EXTRAIT SOURCE:
Suite au décès de ce dernier survenu le 4 octobre 1990, la caisse nationale de retraite des agents des collectivités locales (ci après CNRACL) - dont l'organisme gestionnaire est la caisse des dépôts et consignation - a versé à Madame [D] [H] une pension de réversion.
Par déclaration en date du 1er septembre 2013 sur demande de l'organisme du 16 juillet 2013, Madame [D] [H] a déclaré sur l'honneur vivre en concubinage notoire depuis 1987. Le 5 mai 2014, elle épousait son concubin Monsieur [L].
Par courrier en date du 15 octobre 2014, la CNRACL a informé Madame [D] [H] de l'annulation de sa pension - suspendue depuis le mois de mars 2014 - et a sollicité le remboursement des versements indus à compter du 1er novembre 1990 jusqu' au 28 février 2014, chiffré à la somme de 75174,65 euros par courrier du 17 août 2015.
Le 8 décembre 2014, Madame [D] [H] a effectué par l'intermédiaire de son conseil un recours gracieux auprès de la CNRACL afin que la décision d'annulation ne soit pas assortie de l'effet rétroactif au regard des dispositions de l'article L.93 du code des pensions civiles et militaires de retraite.
Par courrier en date du 3 février 2016 adressé à l'avocat, la CNRACL a rejeté ce recours, confirmé la rétroactivité de sa réclamation, mais limité le montant réclamé à une période de 20 ans, conformément à l'article 2232 du code civil, soit un total de 66207,70 euros correspondant aux versements effectués entre le 28 février 1994 et le 28 février 2014 - précisant que les indus versés entre le 1er novembre 1990 et le 27 février 1994 étaient prescrits.

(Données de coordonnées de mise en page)
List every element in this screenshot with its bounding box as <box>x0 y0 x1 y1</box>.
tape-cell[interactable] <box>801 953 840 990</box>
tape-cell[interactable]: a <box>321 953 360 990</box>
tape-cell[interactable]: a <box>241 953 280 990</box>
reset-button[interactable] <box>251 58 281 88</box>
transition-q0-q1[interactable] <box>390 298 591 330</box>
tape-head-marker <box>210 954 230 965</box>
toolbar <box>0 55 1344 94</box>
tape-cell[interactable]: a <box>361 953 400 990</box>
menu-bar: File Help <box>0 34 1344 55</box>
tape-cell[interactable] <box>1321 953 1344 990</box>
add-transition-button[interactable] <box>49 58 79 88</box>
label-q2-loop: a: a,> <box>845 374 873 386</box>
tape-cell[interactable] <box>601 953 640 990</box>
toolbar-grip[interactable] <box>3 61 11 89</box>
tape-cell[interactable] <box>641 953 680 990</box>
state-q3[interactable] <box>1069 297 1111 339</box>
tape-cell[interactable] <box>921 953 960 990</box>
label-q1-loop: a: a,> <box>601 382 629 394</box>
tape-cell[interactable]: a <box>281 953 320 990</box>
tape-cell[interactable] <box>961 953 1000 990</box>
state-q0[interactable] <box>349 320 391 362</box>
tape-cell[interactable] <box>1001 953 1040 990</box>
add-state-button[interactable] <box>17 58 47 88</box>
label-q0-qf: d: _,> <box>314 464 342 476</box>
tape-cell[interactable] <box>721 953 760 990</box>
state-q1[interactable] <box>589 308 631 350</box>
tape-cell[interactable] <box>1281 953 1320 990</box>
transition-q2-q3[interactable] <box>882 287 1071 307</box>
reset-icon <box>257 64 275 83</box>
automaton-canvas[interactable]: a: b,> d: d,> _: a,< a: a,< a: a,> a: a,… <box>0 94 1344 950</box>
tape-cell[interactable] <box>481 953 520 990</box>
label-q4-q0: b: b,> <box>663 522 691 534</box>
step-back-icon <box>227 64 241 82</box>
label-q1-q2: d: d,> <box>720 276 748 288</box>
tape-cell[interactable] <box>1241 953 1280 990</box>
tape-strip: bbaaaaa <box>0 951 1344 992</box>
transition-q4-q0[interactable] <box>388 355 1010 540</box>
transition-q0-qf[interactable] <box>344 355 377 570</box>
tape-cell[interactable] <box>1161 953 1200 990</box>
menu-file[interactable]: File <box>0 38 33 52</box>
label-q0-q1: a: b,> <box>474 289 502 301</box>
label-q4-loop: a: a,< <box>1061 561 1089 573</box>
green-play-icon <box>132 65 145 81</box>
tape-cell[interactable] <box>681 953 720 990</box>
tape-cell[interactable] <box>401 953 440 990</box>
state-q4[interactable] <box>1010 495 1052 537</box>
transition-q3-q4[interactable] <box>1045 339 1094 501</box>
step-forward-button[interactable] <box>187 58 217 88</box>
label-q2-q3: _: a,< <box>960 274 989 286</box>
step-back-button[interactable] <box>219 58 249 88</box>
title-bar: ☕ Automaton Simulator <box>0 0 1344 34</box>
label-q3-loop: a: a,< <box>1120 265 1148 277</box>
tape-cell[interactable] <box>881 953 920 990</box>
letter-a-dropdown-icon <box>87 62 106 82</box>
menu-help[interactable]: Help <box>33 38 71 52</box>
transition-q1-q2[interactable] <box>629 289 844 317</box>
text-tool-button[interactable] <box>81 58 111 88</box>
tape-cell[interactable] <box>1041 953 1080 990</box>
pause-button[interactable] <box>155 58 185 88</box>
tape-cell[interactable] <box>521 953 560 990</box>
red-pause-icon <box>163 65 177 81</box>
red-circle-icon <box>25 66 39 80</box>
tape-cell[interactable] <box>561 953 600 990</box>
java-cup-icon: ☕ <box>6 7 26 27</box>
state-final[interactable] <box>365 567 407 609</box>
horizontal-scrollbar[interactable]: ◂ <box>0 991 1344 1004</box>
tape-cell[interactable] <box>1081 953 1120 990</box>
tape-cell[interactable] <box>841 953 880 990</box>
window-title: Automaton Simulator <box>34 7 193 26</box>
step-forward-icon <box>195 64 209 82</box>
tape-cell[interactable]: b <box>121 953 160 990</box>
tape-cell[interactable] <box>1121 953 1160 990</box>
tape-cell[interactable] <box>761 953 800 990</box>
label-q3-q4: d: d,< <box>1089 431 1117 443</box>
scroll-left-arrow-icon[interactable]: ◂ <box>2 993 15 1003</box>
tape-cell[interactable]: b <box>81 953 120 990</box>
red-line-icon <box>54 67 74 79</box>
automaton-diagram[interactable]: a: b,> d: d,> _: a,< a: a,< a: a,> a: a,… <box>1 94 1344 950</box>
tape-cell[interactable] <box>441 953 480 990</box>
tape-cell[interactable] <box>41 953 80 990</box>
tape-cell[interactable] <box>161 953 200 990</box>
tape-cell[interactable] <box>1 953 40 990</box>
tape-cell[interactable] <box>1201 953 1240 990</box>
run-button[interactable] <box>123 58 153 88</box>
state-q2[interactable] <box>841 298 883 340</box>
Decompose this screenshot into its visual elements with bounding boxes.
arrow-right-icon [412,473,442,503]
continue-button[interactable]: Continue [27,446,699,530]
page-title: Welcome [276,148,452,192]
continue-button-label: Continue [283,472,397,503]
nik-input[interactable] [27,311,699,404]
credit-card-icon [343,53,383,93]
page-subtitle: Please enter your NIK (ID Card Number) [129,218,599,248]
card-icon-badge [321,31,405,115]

CONSIGNES:
A - Recopiez fidèlement le passage de l'extrait sur la pension de réversion compris entre « Le 8 décembre » et « militaires de retraite. », ces deux bornes incluses.
B - Répondez aux questions suivantes à partir de l'extrait sur la pension de réversion :
(i) À quelle date le décès est-il survenu ?
(ii) À quelle date Madame [D] [H] a-t-elle épousé Monsieur [L] ?
(iii) À quel montant total la CNRACL a-t-elle limité sa réclamation dans son courrier du 3 février 2016 ?

CORRIGÉ:
A -
Le 8 décembre 2014, Madame [D] [H] a effectué par l'intermédiaire de son conseil un recours gracieux auprès de la CNRACL afin que la décision d'annulation ne soit pas assortie de l'effet rétroactif au regard des dispositions de l'article L.93 du code des pensions civiles et militaires de retraite.

B -
(i) Le 4 octobre 1990.
(ii) Le 5 mai 2014.
(iii) 66207,70 euros.